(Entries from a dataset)
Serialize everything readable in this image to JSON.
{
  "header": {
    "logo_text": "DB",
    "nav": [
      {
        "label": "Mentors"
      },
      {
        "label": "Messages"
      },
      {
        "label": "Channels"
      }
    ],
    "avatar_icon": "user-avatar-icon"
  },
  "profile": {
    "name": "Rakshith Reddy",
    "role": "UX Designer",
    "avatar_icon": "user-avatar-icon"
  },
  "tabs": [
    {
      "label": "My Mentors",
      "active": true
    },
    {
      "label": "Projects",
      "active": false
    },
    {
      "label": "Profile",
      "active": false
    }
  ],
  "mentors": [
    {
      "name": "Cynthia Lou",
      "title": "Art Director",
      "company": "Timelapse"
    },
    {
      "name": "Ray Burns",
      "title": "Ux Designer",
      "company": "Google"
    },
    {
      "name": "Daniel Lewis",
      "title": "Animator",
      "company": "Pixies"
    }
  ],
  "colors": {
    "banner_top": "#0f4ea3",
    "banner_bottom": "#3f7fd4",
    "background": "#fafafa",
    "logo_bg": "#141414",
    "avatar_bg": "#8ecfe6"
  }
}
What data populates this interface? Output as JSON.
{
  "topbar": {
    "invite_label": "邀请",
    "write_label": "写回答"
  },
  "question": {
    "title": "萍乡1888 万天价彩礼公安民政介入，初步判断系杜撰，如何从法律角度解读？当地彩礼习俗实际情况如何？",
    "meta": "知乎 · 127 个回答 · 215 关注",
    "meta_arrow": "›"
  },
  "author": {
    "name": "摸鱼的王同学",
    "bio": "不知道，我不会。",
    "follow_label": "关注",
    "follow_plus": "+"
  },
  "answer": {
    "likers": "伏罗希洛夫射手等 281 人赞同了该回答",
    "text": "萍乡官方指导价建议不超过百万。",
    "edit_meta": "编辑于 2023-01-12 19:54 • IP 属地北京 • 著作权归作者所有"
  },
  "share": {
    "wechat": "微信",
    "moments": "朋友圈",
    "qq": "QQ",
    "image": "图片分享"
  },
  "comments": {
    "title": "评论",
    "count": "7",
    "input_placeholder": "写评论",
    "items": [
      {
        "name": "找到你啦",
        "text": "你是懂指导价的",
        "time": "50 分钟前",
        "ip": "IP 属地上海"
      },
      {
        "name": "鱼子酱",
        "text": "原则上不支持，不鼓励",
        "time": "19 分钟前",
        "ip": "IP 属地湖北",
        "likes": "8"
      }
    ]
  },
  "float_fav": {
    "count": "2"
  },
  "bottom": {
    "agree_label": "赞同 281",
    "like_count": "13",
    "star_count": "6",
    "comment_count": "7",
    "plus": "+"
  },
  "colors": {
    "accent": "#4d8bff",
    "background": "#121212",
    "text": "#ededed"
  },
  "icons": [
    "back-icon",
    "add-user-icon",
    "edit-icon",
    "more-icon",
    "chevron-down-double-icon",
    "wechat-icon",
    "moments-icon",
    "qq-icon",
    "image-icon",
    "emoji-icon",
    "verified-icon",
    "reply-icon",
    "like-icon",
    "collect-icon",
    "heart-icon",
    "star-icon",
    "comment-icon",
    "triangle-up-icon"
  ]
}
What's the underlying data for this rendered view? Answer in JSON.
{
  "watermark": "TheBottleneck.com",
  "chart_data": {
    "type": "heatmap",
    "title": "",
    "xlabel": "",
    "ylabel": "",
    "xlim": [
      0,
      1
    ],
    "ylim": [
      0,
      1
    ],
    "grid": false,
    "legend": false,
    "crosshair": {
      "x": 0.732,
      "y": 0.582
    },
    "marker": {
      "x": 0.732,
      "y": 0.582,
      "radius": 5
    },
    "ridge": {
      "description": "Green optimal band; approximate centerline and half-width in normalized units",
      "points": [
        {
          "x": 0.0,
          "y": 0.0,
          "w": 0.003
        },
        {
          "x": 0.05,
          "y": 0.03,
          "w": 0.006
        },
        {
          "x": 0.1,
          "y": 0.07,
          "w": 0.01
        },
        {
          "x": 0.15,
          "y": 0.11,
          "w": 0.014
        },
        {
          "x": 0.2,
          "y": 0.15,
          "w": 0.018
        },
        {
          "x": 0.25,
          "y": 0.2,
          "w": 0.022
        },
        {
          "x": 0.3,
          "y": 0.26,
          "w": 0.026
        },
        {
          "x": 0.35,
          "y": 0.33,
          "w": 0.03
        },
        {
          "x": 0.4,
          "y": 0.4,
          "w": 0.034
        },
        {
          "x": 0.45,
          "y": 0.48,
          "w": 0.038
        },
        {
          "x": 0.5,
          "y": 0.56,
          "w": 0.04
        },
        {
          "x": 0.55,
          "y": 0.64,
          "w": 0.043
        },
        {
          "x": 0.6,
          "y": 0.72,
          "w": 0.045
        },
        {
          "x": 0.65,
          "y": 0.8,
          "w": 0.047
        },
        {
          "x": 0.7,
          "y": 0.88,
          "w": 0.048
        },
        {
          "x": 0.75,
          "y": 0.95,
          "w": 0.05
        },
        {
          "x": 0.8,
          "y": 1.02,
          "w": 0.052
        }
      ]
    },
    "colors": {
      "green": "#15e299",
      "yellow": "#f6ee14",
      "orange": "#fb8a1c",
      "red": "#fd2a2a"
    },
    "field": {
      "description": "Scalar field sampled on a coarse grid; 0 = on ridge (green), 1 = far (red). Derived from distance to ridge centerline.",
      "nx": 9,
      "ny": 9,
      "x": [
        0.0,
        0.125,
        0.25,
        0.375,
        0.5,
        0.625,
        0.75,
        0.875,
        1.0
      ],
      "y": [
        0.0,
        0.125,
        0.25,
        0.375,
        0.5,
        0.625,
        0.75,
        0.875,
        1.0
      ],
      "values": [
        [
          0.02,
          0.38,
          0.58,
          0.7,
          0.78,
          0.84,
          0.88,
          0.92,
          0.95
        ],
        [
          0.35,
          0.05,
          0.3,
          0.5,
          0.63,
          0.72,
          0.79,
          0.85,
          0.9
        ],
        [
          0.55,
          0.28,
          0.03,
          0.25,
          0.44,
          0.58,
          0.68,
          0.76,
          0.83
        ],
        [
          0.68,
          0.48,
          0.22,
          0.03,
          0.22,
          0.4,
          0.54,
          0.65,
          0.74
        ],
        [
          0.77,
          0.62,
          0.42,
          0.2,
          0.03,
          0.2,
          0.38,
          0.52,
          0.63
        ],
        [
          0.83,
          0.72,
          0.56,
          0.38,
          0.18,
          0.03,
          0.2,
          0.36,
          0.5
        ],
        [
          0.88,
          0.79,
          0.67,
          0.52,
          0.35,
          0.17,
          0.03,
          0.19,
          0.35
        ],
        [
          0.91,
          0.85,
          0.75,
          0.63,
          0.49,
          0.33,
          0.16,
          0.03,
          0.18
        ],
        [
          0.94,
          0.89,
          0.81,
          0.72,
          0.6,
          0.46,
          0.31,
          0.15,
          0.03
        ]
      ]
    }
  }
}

» **Challenge**:
Every line above should be printed again exactly as it stands.

» **Full answer**:
Serialize everything readable in this image to JSON.
{
  "header": {
    "logo_text": "DB",
    "nav": [
      {
        "label": "Mentors"
      },
      {
        "label": "Messages"
      },
      {
        "label": "Channels"
      }
    ],
    "avatar_icon": "user-avatar-icon"
  },
  "profile": {
    "name": "Rakshith Reddy",
    "role": "UX Designer",
    "avatar_icon": "user-avatar-icon"
  },
  "tabs": [
    {
      "label": "My Mentors",
      "active": true
    },
    {
      "label": "Projects",
      "active": false
    },
    {
      "label": "Profile",
      "active": false
    }
  ],
  "mentors": [
    {
      "name": "Cynthia Lou",
      "title": "Art Director",
      "company": "Timelapse"
    },
    {
      "name": "Ray Burns",
      "title": "Ux Designer",
      "company": "Google"
    },
    {
      "name": "Daniel Lewis",
      "title": "Animator",
      "company": "Pixies"
    }
  ],
  "colors": {
    "banner_top": "#0f4ea3",
    "banner_bottom": "#3f7fd4",
    "background": "#fafafa",
    "logo_bg": "#141414",
    "avatar_bg": "#8ecfe6"
  }
}
What data populates this interface? Output as JSON.
{
  "topbar": {
    "invite_label": "邀请",
    "write_label": "写回答"
  },
  "question": {
    "title": "萍乡1888 万天价彩礼公安民政介入，初步判断系杜撰，如何从法律角度解读？当地彩礼习俗实际情况如何？",
    "meta": "知乎 · 127 个回答 · 215 关注",
    "meta_arrow": "›"
  },
  "author": {
    "name": "摸鱼的王同学",
    "bio": "不知道，我不会。",
    "follow_label": "关注",
    "follow_plus": "+"
  },
  "answer": {
    "likers": "伏罗希洛夫射手等 281 人赞同了该回答",
    "text": "萍乡官方指导价建议不超过百万。",
    "edit_meta": "编辑于 2023-01-12 19:54 • IP 属地北京 • 著作权归作者所有"
  },
  "share": {
    "wechat": "微信",
    "moments": "朋友圈",
    "qq": "QQ",
    "image": "图片分享"
  },
  "comments": {
    "title": "评论",
    "count": "7",
    "input_placeholder": "写评论",
    "items": [
      {
        "name": "找到你啦",
        "text": "你是懂指导价的",
        "time": "50 分钟前",
        "ip": "IP 属地上海"
      },
      {
        "name": "鱼子酱",
        "text": "原则上不支持，不鼓励",
        "time": "19 分钟前",
        "ip": "IP 属地湖北",
        "likes": "8"
      }
    ]
  },
  "float_fav": {
    "count": "2"
  },
  "bottom": {
    "agree_label": "赞同 281",
    "like_count": "13",
    "star_count": "6",
    "comment_count": "7",
    "plus": "+"
  },
  "colors": {
    "accent": "#4d8bff",
    "background": "#121212",
    "text": "#ededed"
  },
  "icons": [
    "back-icon",
    "add-user-icon",
    "edit-icon",
    "more-icon",
    "chevron-down-double-icon",
    "wechat-icon",
    "moments-icon",
    "qq-icon",
    "image-icon",
    "emoji-icon",
    "verified-icon",
    "reply-icon",
    "like-icon",
    "collect-icon",
    "heart-icon",
    "star-icon",
    "comment-icon",
    "triangle-up-icon"
  ]
}
What's the underlying data for this rendered view? Answer in JSON.
{
  "watermark": "TheBottleneck.com",
  "chart_data": {
    "type": "heatmap",
    "title": "",
    "xlabel": "",
    "ylabel": "",
    "xlim": [
      0,
      1
    ],
    "ylim": [
      0,
      1
    ],
    "grid": false,
    "legend": false,
    "crosshair": {
      "x": 0.732,
      "y": 0.582
    },
    "marker": {
      "x": 0.732,
      "y": 0.582,
      "radius": 5
    },
    "ridge": {
      "description": "Green optimal band; approximate centerline and half-width in normalized units",
      "points": [
        {
          "x": 0.0,
          "y": 0.0,
          "w": 0.003
        },
        {
          "x": 0.05,
          "y": 0.03,
          "w": 0.006
        },
        {
          "x": 0.1,
          "y": 0.07,
          "w": 0.01
        },
        {
          "x": 0.15,
          "y": 0.11,
          "w": 0.014
        },
        {
          "x": 0.2,
          "y": 0.15,
          "w": 0.018
        },
        {
          "x": 0.25,
          "y": 0.2,
          "w": 0.022
        },
        {
          "x": 0.3,
          "y": 0.26,
          "w": 0.026
        },
        {
          "x": 0.35,
          "y": 0.33,
          "w": 0.03
        },
        {
          "x": 0.4,
          "y": 0.4,
          "w": 0.034
        },
        {
          "x": 0.45,
          "y": 0.48,
          "w": 0.038
        },
        {
          "x": 0.5,
          "y": 0.56,
          "w": 0.04
        },
        {
          "x": 0.55,
          "y": 0.64,
          "w": 0.043
        },
        {
          "x": 0.6,
          "y": 0.72,
          "w": 0.045
        },
        {
          "x": 0.65,
          "y": 0.8,
          "w": 0.047
        },
        {
          "x": 0.7,
          "y": 0.88,
          "w": 0.048
        },
        {
          "x": 0.75,
          "y": 0.95,
          "w": 0.05
        },
        {
          "x": 0.8,
          "y": 1.02,
          "w": 0.052
        }
      ]
    },
    "colors": {
      "green": "#15e299",
      "yellow": "#f6ee14",
      "orange": "#fb8a1c",
      "red": "#fd2a2a"
    },
    "field": {
      "description": "Scalar field sampled on a coarse grid; 0 = on ridge (green), 1 = far (red). Derived from distance to ridge centerline.",
      "nx": 9,
      "ny": 9,
      "x": [
        0.0,
        0.125,
        0.25,
        0.375,
        0.5,
        0.625,
        0.75,
        0.875,
        1.0
      ],
      "y": [
        0.0,
        0.125,
        0.25,
        0.375,
        0.5,
        0.625,
        0.75,
        0.875,
        1.0
      ],
      "values": [
        [
          0.02,
          0.38,
          0.58,
          0.7,
          0.78,
          0.84,
          0.88,
          0.92,
          0.95
        ],
        [
          0.35,
          0.05,
          0.3,
          0.5,
          0.63,
          0.72,
          0.79,
          0.85,
          0.9
        ],
        [
          0.55,
          0.28,
          0.03,
          0.25,
          0.44,
          0.58,
          0.68,
          0.76,
          0.83
        ],
        [
          0.68,
          0.48,
          0.22,
          0.03,
          0.22,
          0.4,
          0.54,
          0.65,
          0.74
        ],
        [
          0.77,
          0.62,
          0.42,
          0.2,
          0.03,
          0.2,
          0.38,
          0.52,
          0.63
        ],
        [
          0.83,
          0.72,
          0.56,
          0.38,
          0.18,
          0.03,
          0.2,
          0.36,
          0.5
        ],
        [
          0.88,
          0.79,
          0.67,
          0.52,
          0.35,
          0.17,
          0.03,
          0.19,
          0.35
        ],
        [
          0.91,
          0.85,
          0.75,
          0.63,
          0.49,
          0.33,
          0.16,
          0.03,
          0.18
        ],
        [
          0.94,
          0.89,
          0.81,
          0.72,
          0.6,
          0.46,
          0.31,
          0.15,
          0.03
        ]
      ]
    }
  }
}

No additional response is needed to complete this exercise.